■ WRITTEN EXERCISE:
Provide an exact copy of the data, excluding the images.

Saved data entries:
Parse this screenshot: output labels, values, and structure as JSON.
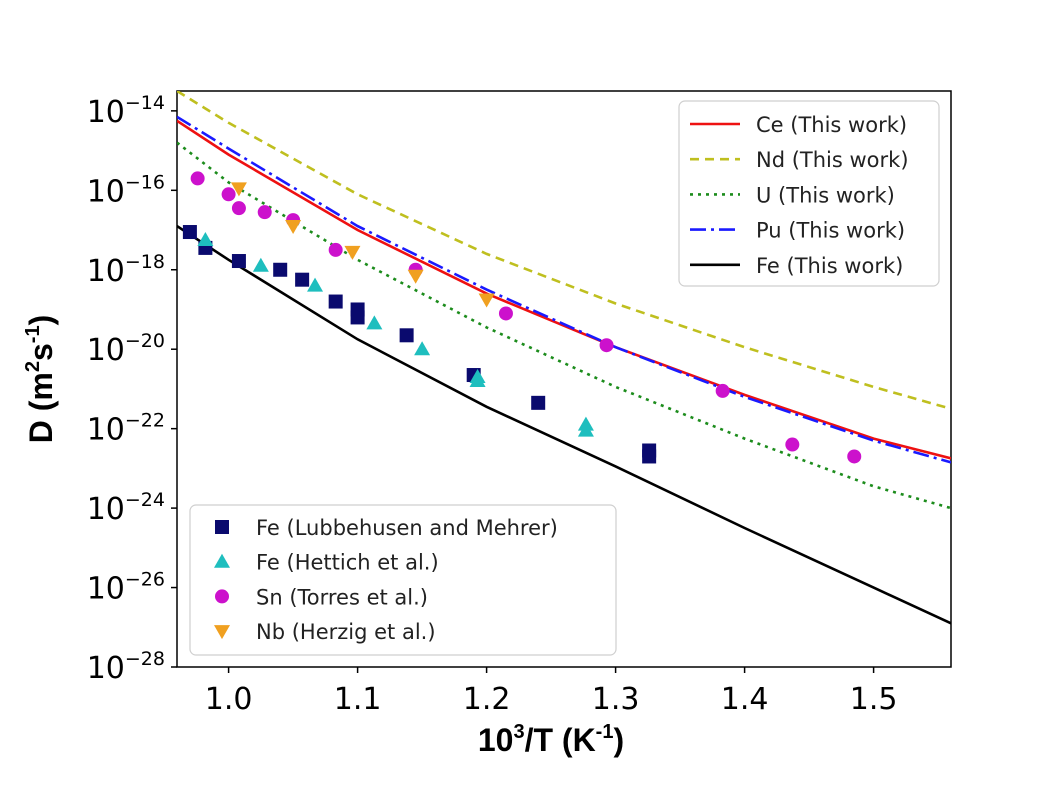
{
  "chart_data": {
    "type": "scatter",
    "xlabel": {
      "base": "10",
      "sup": "3",
      "mid": "/T (K",
      "unit_sup": "-1",
      "end": ")"
    },
    "ylabel": {
      "start": "D (m",
      "sup1": "2",
      "mid": "s",
      "sup2": "-1",
      "end": ")"
    },
    "x_scale": "linear",
    "y_scale": "log",
    "xlim": [
      0.96,
      1.56
    ],
    "ylim_log10": [
      -28,
      -13.5
    ],
    "xticks": [
      1.0,
      1.1,
      1.2,
      1.3,
      1.4,
      1.5
    ],
    "xtick_labels": [
      "1.0",
      "1.1",
      "1.2",
      "1.3",
      "1.4",
      "1.5"
    ],
    "ytick_exponents": [
      -14,
      -16,
      -18,
      -20,
      -22,
      -24,
      -26,
      -28
    ],
    "ytick_base": "10",
    "ytick_sups": [
      "−14",
      "−16",
      "−18",
      "−20",
      "−22",
      "−24",
      "−26",
      "−28"
    ],
    "grid": false,
    "lines": [
      {
        "name": "Ce (This work)",
        "color": "#ee1111",
        "dash": "solid",
        "log10_y": [
          [
            0.96,
            -14.25
          ],
          [
            1.0,
            -15.1
          ],
          [
            1.1,
            -17.0
          ],
          [
            1.2,
            -18.6
          ],
          [
            1.3,
            -19.95
          ],
          [
            1.4,
            -21.15
          ],
          [
            1.5,
            -22.25
          ],
          [
            1.56,
            -22.75
          ]
        ]
      },
      {
        "name": "Nd (This work)",
        "color": "#bfbf1f",
        "dash": "9,6",
        "log10_y": [
          [
            0.96,
            -13.5
          ],
          [
            1.0,
            -14.3
          ],
          [
            1.1,
            -16.1
          ],
          [
            1.2,
            -17.6
          ],
          [
            1.3,
            -18.85
          ],
          [
            1.4,
            -19.95
          ],
          [
            1.5,
            -20.95
          ],
          [
            1.56,
            -21.5
          ]
        ]
      },
      {
        "name": "U (This work)",
        "color": "#1c8c1c",
        "dash": "3,5",
        "log10_y": [
          [
            0.96,
            -14.8
          ],
          [
            1.0,
            -15.8
          ],
          [
            1.1,
            -17.75
          ],
          [
            1.2,
            -19.45
          ],
          [
            1.3,
            -20.95
          ],
          [
            1.4,
            -22.25
          ],
          [
            1.5,
            -23.45
          ],
          [
            1.56,
            -24.0
          ]
        ]
      },
      {
        "name": "Pu (This work)",
        "color": "#1a1aff",
        "dash": "16,5,3,5",
        "log10_y": [
          [
            0.96,
            -14.15
          ],
          [
            1.0,
            -14.95
          ],
          [
            1.1,
            -16.9
          ],
          [
            1.2,
            -18.5
          ],
          [
            1.3,
            -19.95
          ],
          [
            1.4,
            -21.2
          ],
          [
            1.5,
            -22.3
          ],
          [
            1.56,
            -22.85
          ]
        ]
      },
      {
        "name": "Fe (This work)",
        "color": "#000000",
        "dash": "solid",
        "log10_y": [
          [
            0.96,
            -16.9
          ],
          [
            1.0,
            -17.75
          ],
          [
            1.1,
            -19.75
          ],
          [
            1.2,
            -21.45
          ],
          [
            1.3,
            -22.95
          ],
          [
            1.4,
            -24.5
          ],
          [
            1.5,
            -26.0
          ],
          [
            1.56,
            -26.9
          ]
        ]
      }
    ],
    "points": [
      {
        "name": "Fe (Lubbehusen and Mehrer)",
        "color": "#0a0a6e",
        "marker": "square",
        "log10_y": [
          [
            0.97,
            -17.05
          ],
          [
            0.982,
            -17.45
          ],
          [
            1.008,
            -17.78
          ],
          [
            1.04,
            -18.0
          ],
          [
            1.057,
            -18.25
          ],
          [
            1.083,
            -18.8
          ],
          [
            1.1,
            -19.0
          ],
          [
            1.1,
            -19.2
          ],
          [
            1.138,
            -19.65
          ],
          [
            1.19,
            -20.65
          ],
          [
            1.24,
            -21.35
          ],
          [
            1.326,
            -22.55
          ],
          [
            1.326,
            -22.7
          ]
        ]
      },
      {
        "name": "Fe (Hettich et al.)",
        "color": "#1ebebe",
        "marker": "triangle-up",
        "log10_y": [
          [
            0.982,
            -17.25
          ],
          [
            1.025,
            -17.9
          ],
          [
            1.067,
            -18.4
          ],
          [
            1.113,
            -19.35
          ],
          [
            1.15,
            -20.0
          ],
          [
            1.193,
            -20.7
          ],
          [
            1.193,
            -20.8
          ],
          [
            1.277,
            -21.9
          ],
          [
            1.277,
            -22.05
          ]
        ]
      },
      {
        "name": "Sn (Torres et al.)",
        "color": "#cc11cc",
        "marker": "circle",
        "log10_y": [
          [
            0.976,
            -15.7
          ],
          [
            1.0,
            -16.1
          ],
          [
            1.008,
            -16.45
          ],
          [
            1.028,
            -16.55
          ],
          [
            1.05,
            -16.75
          ],
          [
            1.083,
            -17.5
          ],
          [
            1.145,
            -18.0
          ],
          [
            1.215,
            -19.1
          ],
          [
            1.293,
            -19.9
          ],
          [
            1.383,
            -21.05
          ],
          [
            1.437,
            -22.4
          ],
          [
            1.485,
            -22.7
          ]
        ]
      },
      {
        "name": "Nb (Herzig et al.)",
        "color": "#f0a020",
        "marker": "triangle-down",
        "log10_y": [
          [
            1.008,
            -15.95
          ],
          [
            1.05,
            -16.9
          ],
          [
            1.096,
            -17.55
          ],
          [
            1.145,
            -18.15
          ],
          [
            1.2,
            -18.75
          ]
        ]
      }
    ]
  }
}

■ TASK OUTPUT:
Parse this screenshot: output labels, values, and structure as JSON.
{
  "chart_data": {
    "type": "scatter",
    "xlabel": {
      "base": "10",
      "sup": "3",
      "mid": "/T (K",
      "unit_sup": "-1",
      "end": ")"
    },
    "ylabel": {
      "start": "D (m",
      "sup1": "2",
      "mid": "s",
      "sup2": "-1",
      "end": ")"
    },
    "x_scale": "linear",
    "y_scale": "log",
    "xlim": [
      0.96,
      1.56
    ],
    "ylim_log10": [
      -28,
      -13.5
    ],
    "xticks": [
      1.0,
      1.1,
      1.2,
      1.3,
      1.4,
      1.5
    ],
    "xtick_labels": [
      "1.0",
      "1.1",
      "1.2",
      "1.3",
      "1.4",
      "1.5"
    ],
    "ytick_exponents": [
      -14,
      -16,
      -18,
      -20,
      -22,
      -24,
      -26,
      -28
    ],
    "ytick_base": "10",
    "ytick_sups": [
      "−14",
      "−16",
      "−18",
      "−20",
      "−22",
      "−24",
      "−26",
      "−28"
    ],
    "grid": false,
    "lines": [
      {
        "name": "Ce (This work)",
        "color": "#ee1111",
        "dash": "solid",
        "log10_y": [
          [
            0.96,
            -14.25
          ],
          [
            1.0,
            -15.1
          ],
          [
            1.1,
            -17.0
          ],
          [
            1.2,
            -18.6
          ],
          [
            1.3,
            -19.95
          ],
          [
            1.4,
            -21.15
          ],
          [
            1.5,
            -22.25
          ],
          [
            1.56,
            -22.75
          ]
        ]
      },
      {
        "name": "Nd (This work)",
        "color": "#bfbf1f",
        "dash": "9,6",
        "log10_y": [
          [
            0.96,
            -13.5
          ],
          [
            1.0,
            -14.3
          ],
          [
            1.1,
            -16.1
          ],
          [
            1.2,
            -17.6
          ],
          [
            1.3,
            -18.85
          ],
          [
            1.4,
            -19.95
          ],
          [
            1.5,
            -20.95
          ],
          [
            1.56,
            -21.5
          ]
        ]
      },
      {
        "name": "U (This work)",
        "color": "#1c8c1c",
        "dash": "3,5",
        "log10_y": [
          [
            0.96,
            -14.8
          ],
          [
            1.0,
            -15.8
          ],
          [
            1.1,
            -17.75
          ],
          [
            1.2,
            -19.45
          ],
          [
            1.3,
            -20.95
          ],
          [
            1.4,
            -22.25
          ],
          [
            1.5,
            -23.45
          ],
          [
            1.56,
            -24.0
          ]
        ]
      },
      {
        "name": "Pu (This work)",
        "color": "#1a1aff",
        "dash": "16,5,3,5",
        "log10_y": [
          [
            0.96,
            -14.15
          ],
          [
            1.0,
            -14.95
          ],
          [
            1.1,
            -16.9
          ],
          [
            1.2,
            -18.5
          ],
          [
            1.3,
            -19.95
          ],
          [
            1.4,
            -21.2
          ],
          [
            1.5,
            -22.3
          ],
          [
            1.56,
            -22.85
          ]
        ]
      },
      {
        "name": "Fe (This work)",
        "color": "#000000",
        "dash": "solid",
        "log10_y": [
          [
            0.96,
            -16.9
          ],
          [
            1.0,
            -17.75
          ],
          [
            1.1,
            -19.75
          ],
          [
            1.2,
            -21.45
          ],
          [
            1.3,
            -22.95
          ],
          [
            1.4,
            -24.5
          ],
          [
            1.5,
            -26.0
          ],
          [
            1.56,
            -26.9
          ]
        ]
      }
    ],
    "points": [
      {
        "name": "Fe (Lubbehusen and Mehrer)",
        "color": "#0a0a6e",
        "marker": "square",
        "log10_y": [
          [
            0.97,
            -17.05
          ],
          [
            0.982,
            -17.45
          ],
          [
            1.008,
            -17.78
          ],
          [
            1.04,
            -18.0
          ],
          [
            1.057,
            -18.25
          ],
          [
            1.083,
            -18.8
          ],
          [
            1.1,
            -19.0
          ],
          [
            1.1,
            -19.2
          ],
          [
            1.138,
            -19.65
          ],
          [
            1.19,
            -20.65
          ],
          [
            1.24,
            -21.35
          ],
          [
            1.326,
            -22.55
          ],
          [
            1.326,
            -22.7
          ]
        ]
      },
      {
        "name": "Fe (Hettich et al.)",
        "color": "#1ebebe",
        "marker": "triangle-up",
        "log10_y": [
          [
            0.982,
            -17.25
          ],
          [
            1.025,
            -17.9
          ],
          [
            1.067,
            -18.4
          ],
          [
            1.113,
            -19.35
          ],
          [
            1.15,
            -20.0
          ],
          [
            1.193,
            -20.7
          ],
          [
            1.193,
            -20.8
          ],
          [
            1.277,
            -21.9
          ],
          [
            1.277,
            -22.05
          ]
        ]
      },
      {
        "name": "Sn (Torres et al.)",
        "color": "#cc11cc",
        "marker": "circle",
        "log10_y": [
          [
            0.976,
            -15.7
          ],
          [
            1.0,
            -16.1
          ],
          [
            1.008,
            -16.45
          ],
          [
            1.028,
            -16.55
          ],
          [
            1.05,
            -16.75
          ],
          [
            1.083,
            -17.5
          ],
          [
            1.145,
            -18.0
          ],
          [
            1.215,
            -19.1
          ],
          [
            1.293,
            -19.9
          ],
          [
            1.383,
            -21.05
          ],
          [
            1.437,
            -22.4
          ],
          [
            1.485,
            -22.7
          ]
        ]
      },
      {
        "name": "Nb (Herzig et al.)",
        "color": "#f0a020",
        "marker": "triangle-down",
        "log10_y": [
          [
            1.008,
            -15.95
          ],
          [
            1.05,
            -16.9
          ],
          [
            1.096,
            -17.55
          ],
          [
            1.145,
            -18.15
          ],
          [
            1.2,
            -18.75
          ]
        ]
      }
    ]
  }
}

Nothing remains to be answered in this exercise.